STATED EXERCISE: For each line that holds "JSON", copy the line out.

RECORD LIST:
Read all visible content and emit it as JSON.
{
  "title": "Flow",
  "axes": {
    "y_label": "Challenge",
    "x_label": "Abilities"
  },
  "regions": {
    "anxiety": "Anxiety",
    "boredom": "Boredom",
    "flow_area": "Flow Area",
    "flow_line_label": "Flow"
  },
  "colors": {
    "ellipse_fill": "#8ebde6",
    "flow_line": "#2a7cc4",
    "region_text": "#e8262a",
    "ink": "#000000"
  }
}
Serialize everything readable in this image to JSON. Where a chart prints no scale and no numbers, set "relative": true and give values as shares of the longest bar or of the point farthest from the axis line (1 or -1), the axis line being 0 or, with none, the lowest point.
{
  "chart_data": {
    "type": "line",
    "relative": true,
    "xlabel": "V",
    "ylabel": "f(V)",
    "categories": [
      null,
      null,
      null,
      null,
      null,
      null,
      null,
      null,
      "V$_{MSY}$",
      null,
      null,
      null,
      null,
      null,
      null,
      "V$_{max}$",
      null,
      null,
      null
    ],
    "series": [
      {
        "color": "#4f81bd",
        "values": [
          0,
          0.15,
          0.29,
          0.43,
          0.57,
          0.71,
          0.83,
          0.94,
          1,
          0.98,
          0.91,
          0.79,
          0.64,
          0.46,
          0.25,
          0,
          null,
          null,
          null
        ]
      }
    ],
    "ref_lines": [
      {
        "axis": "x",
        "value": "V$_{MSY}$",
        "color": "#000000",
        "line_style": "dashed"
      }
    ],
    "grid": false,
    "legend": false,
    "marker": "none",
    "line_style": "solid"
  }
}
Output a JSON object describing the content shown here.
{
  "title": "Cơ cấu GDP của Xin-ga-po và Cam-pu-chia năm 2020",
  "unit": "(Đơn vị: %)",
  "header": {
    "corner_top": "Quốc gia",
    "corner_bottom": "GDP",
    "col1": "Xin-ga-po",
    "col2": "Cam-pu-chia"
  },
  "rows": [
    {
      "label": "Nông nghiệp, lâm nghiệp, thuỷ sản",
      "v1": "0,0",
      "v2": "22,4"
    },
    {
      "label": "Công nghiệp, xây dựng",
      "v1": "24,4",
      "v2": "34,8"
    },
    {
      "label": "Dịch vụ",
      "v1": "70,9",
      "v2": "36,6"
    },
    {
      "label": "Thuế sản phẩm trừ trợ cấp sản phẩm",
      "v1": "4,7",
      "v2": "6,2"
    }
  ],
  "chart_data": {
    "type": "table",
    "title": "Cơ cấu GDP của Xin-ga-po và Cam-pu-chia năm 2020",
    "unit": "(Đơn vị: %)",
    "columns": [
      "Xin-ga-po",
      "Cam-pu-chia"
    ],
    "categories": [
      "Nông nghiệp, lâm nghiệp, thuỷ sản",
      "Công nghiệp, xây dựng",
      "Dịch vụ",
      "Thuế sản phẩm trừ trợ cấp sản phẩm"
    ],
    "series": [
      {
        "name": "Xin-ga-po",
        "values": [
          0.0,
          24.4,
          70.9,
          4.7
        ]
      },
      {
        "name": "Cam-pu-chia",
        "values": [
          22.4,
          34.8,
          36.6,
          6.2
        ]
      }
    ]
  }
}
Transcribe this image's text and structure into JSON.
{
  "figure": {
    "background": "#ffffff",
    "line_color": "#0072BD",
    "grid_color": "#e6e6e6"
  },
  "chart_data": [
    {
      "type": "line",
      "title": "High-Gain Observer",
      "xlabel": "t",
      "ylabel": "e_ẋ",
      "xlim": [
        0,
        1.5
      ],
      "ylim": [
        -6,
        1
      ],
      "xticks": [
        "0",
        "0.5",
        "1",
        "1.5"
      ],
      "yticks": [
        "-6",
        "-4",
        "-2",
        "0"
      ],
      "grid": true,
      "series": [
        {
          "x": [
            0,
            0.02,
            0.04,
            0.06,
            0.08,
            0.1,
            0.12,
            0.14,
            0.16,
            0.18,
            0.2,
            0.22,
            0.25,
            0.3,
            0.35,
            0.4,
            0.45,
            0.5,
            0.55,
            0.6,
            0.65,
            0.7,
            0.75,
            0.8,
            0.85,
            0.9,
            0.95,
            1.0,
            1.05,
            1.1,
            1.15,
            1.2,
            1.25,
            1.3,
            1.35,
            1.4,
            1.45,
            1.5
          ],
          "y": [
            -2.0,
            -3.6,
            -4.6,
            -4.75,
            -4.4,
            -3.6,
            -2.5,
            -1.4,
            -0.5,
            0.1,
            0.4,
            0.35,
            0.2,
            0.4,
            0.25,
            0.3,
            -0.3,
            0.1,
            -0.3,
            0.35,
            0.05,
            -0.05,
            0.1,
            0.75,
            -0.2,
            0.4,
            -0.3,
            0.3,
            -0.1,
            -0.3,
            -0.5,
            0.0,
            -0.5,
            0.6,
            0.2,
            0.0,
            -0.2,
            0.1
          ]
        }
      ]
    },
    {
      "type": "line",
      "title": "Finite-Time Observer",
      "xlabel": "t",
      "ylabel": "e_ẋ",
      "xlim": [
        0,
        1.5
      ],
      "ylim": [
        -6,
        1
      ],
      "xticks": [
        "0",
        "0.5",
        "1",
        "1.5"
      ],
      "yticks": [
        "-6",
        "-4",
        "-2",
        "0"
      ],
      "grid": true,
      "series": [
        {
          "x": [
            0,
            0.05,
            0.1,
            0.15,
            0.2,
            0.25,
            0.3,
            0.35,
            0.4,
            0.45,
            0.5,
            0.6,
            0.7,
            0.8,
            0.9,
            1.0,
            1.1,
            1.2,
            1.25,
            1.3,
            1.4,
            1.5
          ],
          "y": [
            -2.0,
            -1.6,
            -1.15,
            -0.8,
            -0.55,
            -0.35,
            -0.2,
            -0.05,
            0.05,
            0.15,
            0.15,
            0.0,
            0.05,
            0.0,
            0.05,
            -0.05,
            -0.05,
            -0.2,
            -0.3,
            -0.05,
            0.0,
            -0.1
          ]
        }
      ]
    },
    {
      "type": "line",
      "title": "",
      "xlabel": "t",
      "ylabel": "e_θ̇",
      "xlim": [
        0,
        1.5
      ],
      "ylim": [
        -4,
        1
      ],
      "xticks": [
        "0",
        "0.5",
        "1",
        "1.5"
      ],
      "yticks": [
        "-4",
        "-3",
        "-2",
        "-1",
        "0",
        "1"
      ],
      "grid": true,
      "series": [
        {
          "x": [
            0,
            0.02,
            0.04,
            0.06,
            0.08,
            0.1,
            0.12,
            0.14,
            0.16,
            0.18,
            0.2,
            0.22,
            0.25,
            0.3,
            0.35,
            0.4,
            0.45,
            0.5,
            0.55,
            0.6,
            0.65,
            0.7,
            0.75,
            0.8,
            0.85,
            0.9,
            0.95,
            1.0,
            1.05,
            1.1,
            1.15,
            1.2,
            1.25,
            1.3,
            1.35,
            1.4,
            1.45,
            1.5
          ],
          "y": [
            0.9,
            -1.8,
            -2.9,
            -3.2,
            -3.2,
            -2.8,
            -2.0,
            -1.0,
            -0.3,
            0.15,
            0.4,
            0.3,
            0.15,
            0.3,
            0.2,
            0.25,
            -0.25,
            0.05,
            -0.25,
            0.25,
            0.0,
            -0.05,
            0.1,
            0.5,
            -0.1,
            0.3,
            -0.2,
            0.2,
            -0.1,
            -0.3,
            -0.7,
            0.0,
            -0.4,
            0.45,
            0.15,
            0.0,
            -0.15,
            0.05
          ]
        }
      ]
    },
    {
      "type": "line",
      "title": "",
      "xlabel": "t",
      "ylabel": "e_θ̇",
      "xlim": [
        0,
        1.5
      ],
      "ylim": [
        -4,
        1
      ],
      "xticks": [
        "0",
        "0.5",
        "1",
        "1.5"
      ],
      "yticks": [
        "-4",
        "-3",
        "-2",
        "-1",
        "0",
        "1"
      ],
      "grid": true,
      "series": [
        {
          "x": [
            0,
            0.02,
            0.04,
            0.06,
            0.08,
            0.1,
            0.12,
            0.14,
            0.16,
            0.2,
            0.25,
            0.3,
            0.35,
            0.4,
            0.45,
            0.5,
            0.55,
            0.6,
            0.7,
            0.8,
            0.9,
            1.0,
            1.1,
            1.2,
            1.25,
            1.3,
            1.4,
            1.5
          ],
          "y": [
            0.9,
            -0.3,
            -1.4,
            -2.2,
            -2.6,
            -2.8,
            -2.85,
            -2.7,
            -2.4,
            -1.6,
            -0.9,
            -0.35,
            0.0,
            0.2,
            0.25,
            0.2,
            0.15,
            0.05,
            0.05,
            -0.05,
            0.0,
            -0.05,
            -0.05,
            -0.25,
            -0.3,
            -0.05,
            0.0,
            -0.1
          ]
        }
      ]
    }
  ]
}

EXERCISE RESPONSE:
Read all visible content and emit it as JSON.
Serialize everything readable in this image to JSON. Where a chart prints no scale and no numbers, set "relative": true and give values as shares of the longest bar or of the point farthest from the axis line (1 or -1), the axis line being 0 or, with none, the lowest point.
Output a JSON object describing the content shown here.
Transcribe this image's text and structure into JSON.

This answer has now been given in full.